#### Extracted records:
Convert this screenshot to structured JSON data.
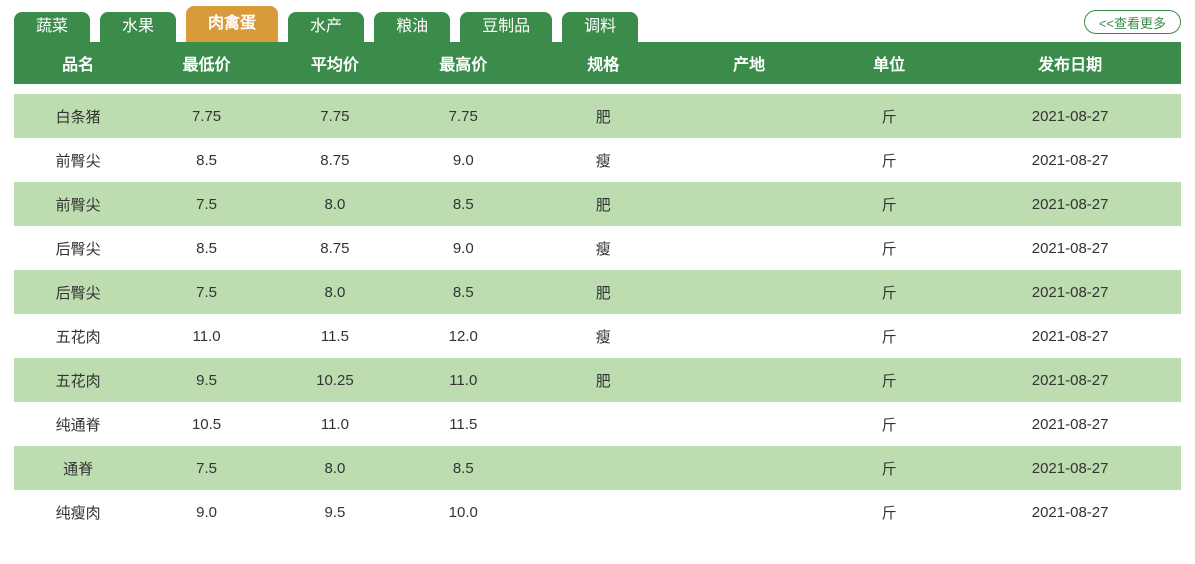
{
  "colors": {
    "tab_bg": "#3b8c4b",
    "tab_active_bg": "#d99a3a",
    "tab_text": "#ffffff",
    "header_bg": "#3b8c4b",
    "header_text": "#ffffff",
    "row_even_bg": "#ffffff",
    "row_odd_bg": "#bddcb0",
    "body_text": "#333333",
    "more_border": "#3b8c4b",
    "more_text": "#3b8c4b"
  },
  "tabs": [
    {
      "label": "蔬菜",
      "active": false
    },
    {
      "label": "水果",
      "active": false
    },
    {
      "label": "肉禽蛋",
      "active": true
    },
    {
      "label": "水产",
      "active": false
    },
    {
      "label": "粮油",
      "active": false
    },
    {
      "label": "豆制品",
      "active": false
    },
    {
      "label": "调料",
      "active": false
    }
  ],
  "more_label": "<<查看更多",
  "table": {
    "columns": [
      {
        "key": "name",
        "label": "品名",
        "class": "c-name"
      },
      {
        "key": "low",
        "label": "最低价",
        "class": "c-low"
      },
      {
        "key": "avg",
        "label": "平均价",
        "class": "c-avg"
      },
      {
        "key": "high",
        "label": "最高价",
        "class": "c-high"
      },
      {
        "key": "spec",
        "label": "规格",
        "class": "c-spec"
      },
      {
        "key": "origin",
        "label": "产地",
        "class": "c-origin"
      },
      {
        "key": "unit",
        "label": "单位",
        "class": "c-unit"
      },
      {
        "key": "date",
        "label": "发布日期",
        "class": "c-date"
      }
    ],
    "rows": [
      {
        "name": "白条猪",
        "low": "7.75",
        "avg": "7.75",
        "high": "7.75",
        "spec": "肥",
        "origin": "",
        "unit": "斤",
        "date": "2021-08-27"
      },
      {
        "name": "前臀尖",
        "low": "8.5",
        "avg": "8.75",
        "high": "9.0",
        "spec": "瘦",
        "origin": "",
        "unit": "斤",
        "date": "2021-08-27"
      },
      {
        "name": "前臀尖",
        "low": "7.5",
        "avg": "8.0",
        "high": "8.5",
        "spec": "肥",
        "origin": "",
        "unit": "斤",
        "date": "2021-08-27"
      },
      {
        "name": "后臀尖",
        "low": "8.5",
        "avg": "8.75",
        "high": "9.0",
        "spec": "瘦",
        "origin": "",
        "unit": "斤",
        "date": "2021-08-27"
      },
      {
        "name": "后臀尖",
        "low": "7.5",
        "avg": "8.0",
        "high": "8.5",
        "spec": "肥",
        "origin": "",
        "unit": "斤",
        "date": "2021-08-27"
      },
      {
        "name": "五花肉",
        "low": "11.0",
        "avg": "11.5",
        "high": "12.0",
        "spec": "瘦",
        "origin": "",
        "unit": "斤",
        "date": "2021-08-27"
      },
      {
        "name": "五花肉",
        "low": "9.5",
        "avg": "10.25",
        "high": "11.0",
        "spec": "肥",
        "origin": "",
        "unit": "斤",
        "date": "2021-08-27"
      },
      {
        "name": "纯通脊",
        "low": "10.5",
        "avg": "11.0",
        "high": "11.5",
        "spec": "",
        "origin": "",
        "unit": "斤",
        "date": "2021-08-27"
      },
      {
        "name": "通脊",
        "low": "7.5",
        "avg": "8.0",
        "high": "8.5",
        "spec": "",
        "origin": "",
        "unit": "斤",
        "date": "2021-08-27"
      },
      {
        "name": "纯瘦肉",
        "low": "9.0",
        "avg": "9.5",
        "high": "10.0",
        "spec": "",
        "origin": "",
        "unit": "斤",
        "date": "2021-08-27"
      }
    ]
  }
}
==
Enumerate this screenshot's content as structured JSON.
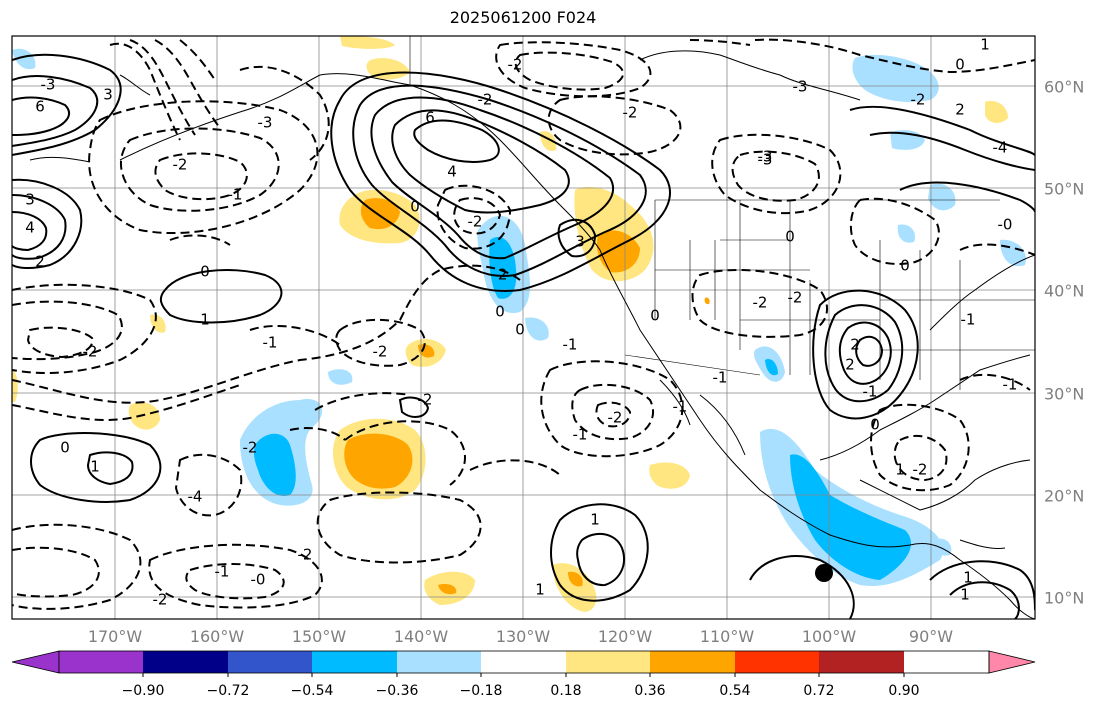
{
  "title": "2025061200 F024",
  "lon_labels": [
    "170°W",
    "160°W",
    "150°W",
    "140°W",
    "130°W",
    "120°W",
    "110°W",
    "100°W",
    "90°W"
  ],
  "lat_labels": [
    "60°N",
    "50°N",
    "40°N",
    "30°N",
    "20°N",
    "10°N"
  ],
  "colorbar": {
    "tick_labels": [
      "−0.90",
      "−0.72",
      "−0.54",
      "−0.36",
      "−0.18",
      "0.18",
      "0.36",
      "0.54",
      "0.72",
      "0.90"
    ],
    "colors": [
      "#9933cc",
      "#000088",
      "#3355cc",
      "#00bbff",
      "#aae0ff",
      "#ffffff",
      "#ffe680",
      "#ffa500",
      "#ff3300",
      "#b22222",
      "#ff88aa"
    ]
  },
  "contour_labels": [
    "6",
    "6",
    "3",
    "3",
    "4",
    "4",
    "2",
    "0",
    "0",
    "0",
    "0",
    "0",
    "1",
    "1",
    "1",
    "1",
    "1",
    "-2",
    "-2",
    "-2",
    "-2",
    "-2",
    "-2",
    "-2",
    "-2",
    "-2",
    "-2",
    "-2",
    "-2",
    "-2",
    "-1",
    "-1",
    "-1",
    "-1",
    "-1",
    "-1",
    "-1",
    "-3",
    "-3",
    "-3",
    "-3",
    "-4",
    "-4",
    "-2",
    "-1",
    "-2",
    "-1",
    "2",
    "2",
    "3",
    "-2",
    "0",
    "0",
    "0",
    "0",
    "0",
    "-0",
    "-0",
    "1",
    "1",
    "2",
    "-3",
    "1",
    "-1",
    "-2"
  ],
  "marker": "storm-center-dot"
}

#### Requirements:
Where a line above contains the string "class", copy that line.

#### Written response:
        "class": "c-name"
        "class": "c-low"
        "class": "c-avg"
        "class": "c-high"
        "class": "c-spec"
        "class": "c-origin"
        "class": "c-unit"
        "class": "c-date"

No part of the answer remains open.